AIM OF THE TASK - Below are records. Count every line containing the word "sevinmiş" and give the number alone.

════

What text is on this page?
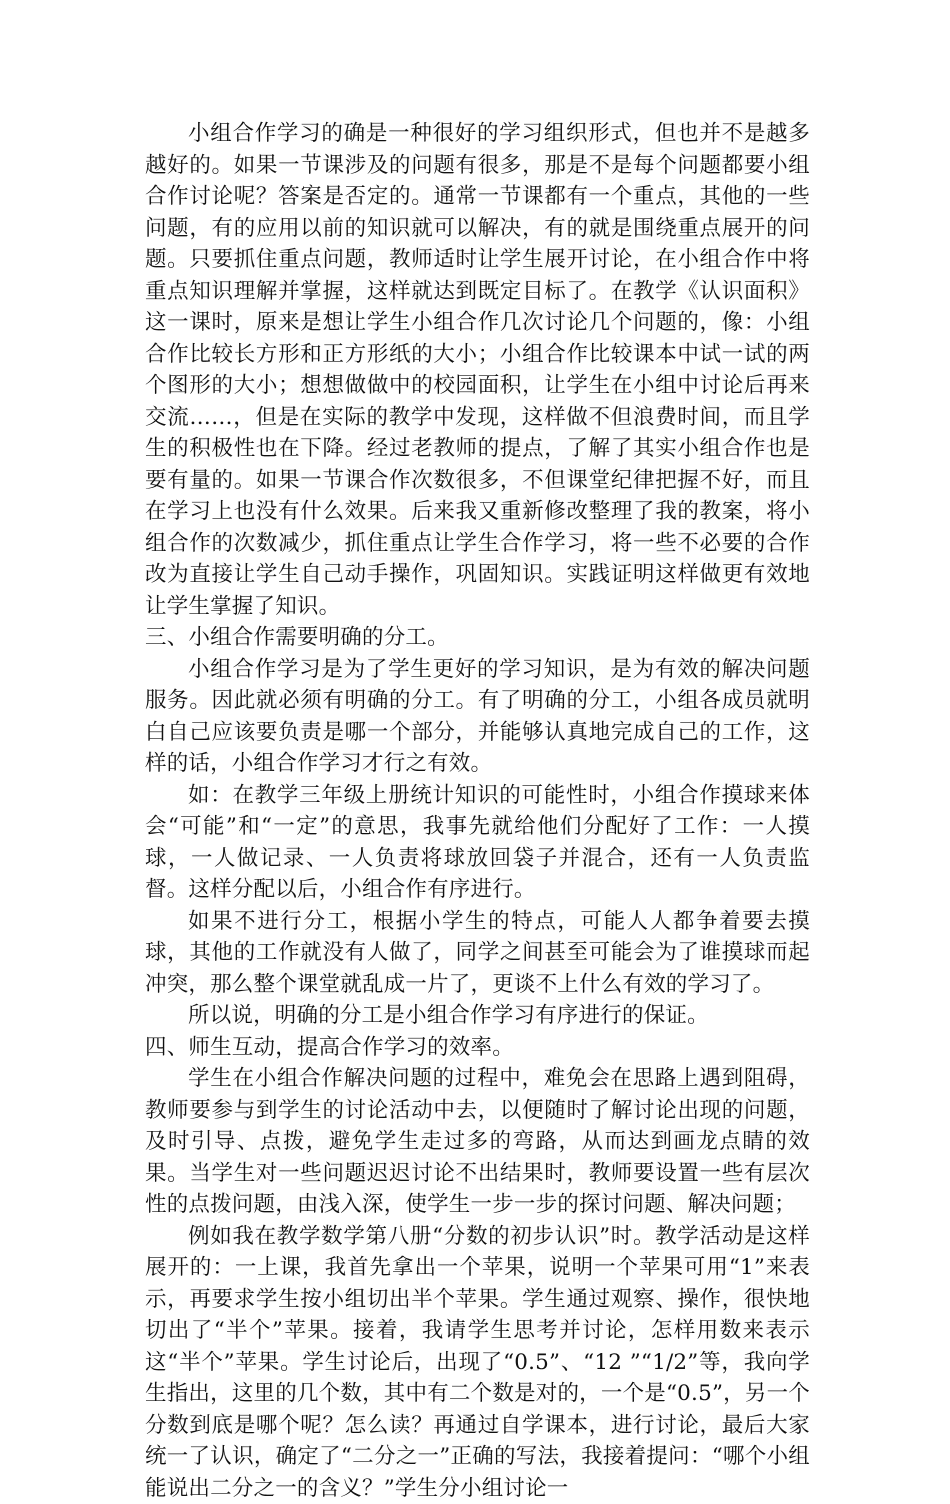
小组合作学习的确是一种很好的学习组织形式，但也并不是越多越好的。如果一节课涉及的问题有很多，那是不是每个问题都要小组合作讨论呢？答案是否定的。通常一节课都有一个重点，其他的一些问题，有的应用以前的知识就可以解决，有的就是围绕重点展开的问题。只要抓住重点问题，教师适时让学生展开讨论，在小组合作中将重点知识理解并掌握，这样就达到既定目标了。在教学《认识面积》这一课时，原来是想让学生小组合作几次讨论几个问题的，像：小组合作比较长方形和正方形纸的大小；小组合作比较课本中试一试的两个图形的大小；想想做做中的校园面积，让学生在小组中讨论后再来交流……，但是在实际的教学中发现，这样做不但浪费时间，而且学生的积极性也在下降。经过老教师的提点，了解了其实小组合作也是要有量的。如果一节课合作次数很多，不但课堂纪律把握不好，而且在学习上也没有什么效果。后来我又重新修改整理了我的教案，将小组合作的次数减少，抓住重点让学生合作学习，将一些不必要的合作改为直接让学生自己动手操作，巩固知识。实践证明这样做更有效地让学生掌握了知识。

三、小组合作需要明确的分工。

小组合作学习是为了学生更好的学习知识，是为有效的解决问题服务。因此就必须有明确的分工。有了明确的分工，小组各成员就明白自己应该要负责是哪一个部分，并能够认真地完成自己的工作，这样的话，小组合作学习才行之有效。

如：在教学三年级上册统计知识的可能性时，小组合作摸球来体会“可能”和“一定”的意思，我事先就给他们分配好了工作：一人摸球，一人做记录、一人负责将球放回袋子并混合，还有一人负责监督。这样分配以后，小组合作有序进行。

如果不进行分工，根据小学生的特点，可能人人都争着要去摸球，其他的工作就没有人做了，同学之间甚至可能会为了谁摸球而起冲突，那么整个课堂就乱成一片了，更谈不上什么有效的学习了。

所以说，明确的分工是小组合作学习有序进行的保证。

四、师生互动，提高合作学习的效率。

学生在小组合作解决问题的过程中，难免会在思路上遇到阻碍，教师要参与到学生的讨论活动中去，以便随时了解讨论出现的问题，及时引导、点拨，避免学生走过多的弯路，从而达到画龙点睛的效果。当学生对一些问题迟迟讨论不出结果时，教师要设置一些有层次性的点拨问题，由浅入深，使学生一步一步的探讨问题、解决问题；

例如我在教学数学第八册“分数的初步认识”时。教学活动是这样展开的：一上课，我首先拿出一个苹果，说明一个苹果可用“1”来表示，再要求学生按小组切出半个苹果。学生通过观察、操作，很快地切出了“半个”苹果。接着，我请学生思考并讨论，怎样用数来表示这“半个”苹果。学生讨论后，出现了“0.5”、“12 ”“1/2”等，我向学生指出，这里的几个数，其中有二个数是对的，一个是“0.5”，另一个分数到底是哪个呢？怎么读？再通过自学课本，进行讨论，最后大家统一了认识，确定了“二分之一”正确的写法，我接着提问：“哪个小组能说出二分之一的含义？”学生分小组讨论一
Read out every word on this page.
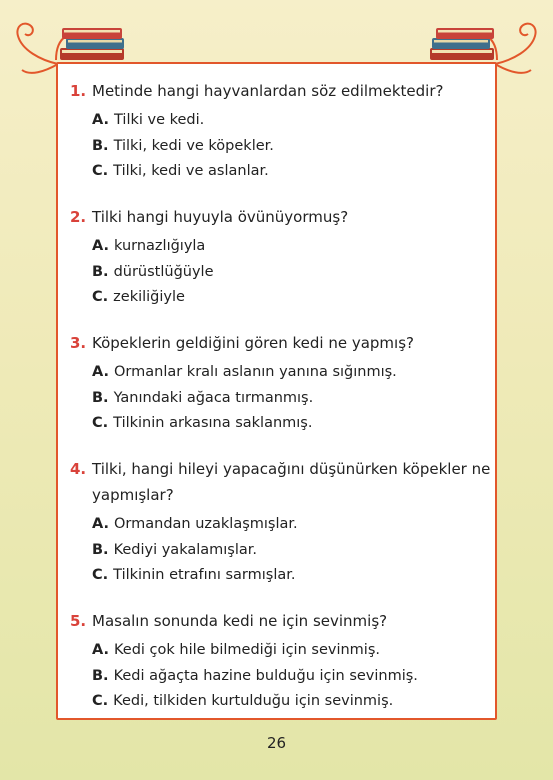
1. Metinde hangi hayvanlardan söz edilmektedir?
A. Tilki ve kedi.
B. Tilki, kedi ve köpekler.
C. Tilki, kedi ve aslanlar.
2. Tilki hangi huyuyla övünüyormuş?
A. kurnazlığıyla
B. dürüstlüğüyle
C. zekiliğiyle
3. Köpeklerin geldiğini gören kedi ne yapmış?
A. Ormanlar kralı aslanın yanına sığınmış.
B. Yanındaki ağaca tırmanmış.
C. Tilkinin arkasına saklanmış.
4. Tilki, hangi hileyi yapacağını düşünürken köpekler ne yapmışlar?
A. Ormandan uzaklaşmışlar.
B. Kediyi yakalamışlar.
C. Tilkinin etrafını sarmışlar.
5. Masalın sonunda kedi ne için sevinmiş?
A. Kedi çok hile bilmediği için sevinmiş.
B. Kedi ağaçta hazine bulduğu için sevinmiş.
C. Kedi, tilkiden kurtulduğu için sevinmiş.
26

════

ANSWER IN FULL - 4